EXERCISE DIRECTIONS
Retype the whole listing below, character for character.

↓↓↓

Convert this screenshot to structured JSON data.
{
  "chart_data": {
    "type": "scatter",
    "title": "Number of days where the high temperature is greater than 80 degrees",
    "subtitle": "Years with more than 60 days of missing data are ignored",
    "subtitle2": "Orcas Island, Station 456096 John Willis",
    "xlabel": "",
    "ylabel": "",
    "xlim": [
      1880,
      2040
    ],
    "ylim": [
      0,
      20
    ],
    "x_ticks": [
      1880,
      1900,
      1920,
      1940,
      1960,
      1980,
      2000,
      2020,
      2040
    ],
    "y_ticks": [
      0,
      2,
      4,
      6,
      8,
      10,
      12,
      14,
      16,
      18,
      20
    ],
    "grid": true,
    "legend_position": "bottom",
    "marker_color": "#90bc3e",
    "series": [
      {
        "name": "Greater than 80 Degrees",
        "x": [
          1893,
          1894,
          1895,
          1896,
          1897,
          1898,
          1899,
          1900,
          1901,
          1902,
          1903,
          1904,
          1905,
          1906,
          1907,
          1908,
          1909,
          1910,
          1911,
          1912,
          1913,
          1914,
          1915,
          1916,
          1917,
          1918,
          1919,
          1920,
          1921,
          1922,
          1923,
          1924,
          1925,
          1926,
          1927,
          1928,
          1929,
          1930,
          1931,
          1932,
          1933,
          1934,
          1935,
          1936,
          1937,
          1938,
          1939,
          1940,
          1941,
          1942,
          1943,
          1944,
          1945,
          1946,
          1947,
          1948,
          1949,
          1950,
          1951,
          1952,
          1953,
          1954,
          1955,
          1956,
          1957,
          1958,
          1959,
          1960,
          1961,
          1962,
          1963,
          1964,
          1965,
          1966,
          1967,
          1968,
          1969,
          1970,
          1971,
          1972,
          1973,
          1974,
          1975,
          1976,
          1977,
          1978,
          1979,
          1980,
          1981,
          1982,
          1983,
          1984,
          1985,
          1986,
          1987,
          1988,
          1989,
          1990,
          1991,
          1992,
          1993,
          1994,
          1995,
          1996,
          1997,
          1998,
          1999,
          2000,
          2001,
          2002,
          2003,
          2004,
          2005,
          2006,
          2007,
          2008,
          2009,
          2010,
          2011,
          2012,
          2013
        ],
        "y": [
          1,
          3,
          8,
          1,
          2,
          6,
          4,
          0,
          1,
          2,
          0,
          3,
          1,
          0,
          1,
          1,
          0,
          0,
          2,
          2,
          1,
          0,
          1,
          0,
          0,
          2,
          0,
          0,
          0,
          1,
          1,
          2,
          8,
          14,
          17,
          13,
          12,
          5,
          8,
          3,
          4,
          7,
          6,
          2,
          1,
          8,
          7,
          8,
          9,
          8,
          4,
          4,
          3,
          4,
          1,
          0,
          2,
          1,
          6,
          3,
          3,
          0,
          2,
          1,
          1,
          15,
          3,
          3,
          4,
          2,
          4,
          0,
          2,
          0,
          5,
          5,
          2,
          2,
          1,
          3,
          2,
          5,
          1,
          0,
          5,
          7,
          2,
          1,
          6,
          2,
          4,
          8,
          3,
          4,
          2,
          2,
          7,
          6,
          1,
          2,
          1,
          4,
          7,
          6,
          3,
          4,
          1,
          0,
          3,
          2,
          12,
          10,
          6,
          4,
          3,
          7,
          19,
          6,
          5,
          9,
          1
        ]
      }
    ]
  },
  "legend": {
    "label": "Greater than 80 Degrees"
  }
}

↑↑↑

TASK ANSWER
Convert this screenshot to structured JSON data.
{
  "chart_data": {
    "type": "scatter",
    "title": "Number of days where the high temperature is greater than 80 degrees",
    "subtitle": "Years with more than 60 days of missing data are ignored",
    "subtitle2": "Orcas Island, Station 456096 John Willis",
    "xlabel": "",
    "ylabel": "",
    "xlim": [
      1880,
      2040
    ],
    "ylim": [
      0,
      20
    ],
    "x_ticks": [
      1880,
      1900,
      1920,
      1940,
      1960,
      1980,
      2000,
      2020,
      2040
    ],
    "y_ticks": [
      0,
      2,
      4,
      6,
      8,
      10,
      12,
      14,
      16,
      18,
      20
    ],
    "grid": true,
    "legend_position": "bottom",
    "marker_color": "#90bc3e",
    "series": [
      {
        "name": "Greater than 80 Degrees",
        "x": [
          1893,
          1894,
          1895,
          1896,
          1897,
          1898,
          1899,
          1900,
          1901,
          1902,
          1903,
          1904,
          1905,
          1906,
          1907,
          1908,
          1909,
          1910,
          1911,
          1912,
          1913,
          1914,
          1915,
          1916,
          1917,
          1918,
          1919,
          1920,
          1921,
          1922,
          1923,
          1924,
          1925,
          1926,
          1927,
          1928,
          1929,
          1930,
          1931,
          1932,
          1933,
          1934,
          1935,
          1936,
          1937,
          1938,
          1939,
          1940,
          1941,
          1942,
          1943,
          1944,
          1945,
          1946,
          1947,
          1948,
          1949,
          1950,
          1951,
          1952,
          1953,
          1954,
          1955,
          1956,
          1957,
          1958,
          1959,
          1960,
          1961,
          1962,
          1963,
          1964,
          1965,
          1966,
          1967,
          1968,
          1969,
          1970,
          1971,
          1972,
          1973,
          1974,
          1975,
          1976,
          1977,
          1978,
          1979,
          1980,
          1981,
          1982,
          1983,
          1984,
          1985,
          1986,
          1987,
          1988,
          1989,
          1990,
          1991,
          1992,
          1993,
          1994,
          1995,
          1996,
          1997,
          1998,
          1999,
          2000,
          2001,
          2002,
          2003,
          2004,
          2005,
          2006,
          2007,
          2008,
          2009,
          2010,
          2011,
          2012,
          2013
        ],
        "y": [
          1,
          3,
          8,
          1,
          2,
          6,
          4,
          0,
          1,
          2,
          0,
          3,
          1,
          0,
          1,
          1,
          0,
          0,
          2,
          2,
          1,
          0,
          1,
          0,
          0,
          2,
          0,
          0,
          0,
          1,
          1,
          2,
          8,
          14,
          17,
          13,
          12,
          5,
          8,
          3,
          4,
          7,
          6,
          2,
          1,
          8,
          7,
          8,
          9,
          8,
          4,
          4,
          3,
          4,
          1,
          0,
          2,
          1,
          6,
          3,
          3,
          0,
          2,
          1,
          1,
          15,
          3,
          3,
          4,
          2,
          4,
          0,
          2,
          0,
          5,
          5,
          2,
          2,
          1,
          3,
          2,
          5,
          1,
          0,
          5,
          7,
          2,
          1,
          6,
          2,
          4,
          8,
          3,
          4,
          2,
          2,
          7,
          6,
          1,
          2,
          1,
          4,
          7,
          6,
          3,
          4,
          1,
          0,
          3,
          2,
          12,
          10,
          6,
          4,
          3,
          7,
          19,
          6,
          5,
          9,
          1
        ]
      }
    ]
  },
  "legend": {
    "label": "Greater than 80 Degrees"
  }
}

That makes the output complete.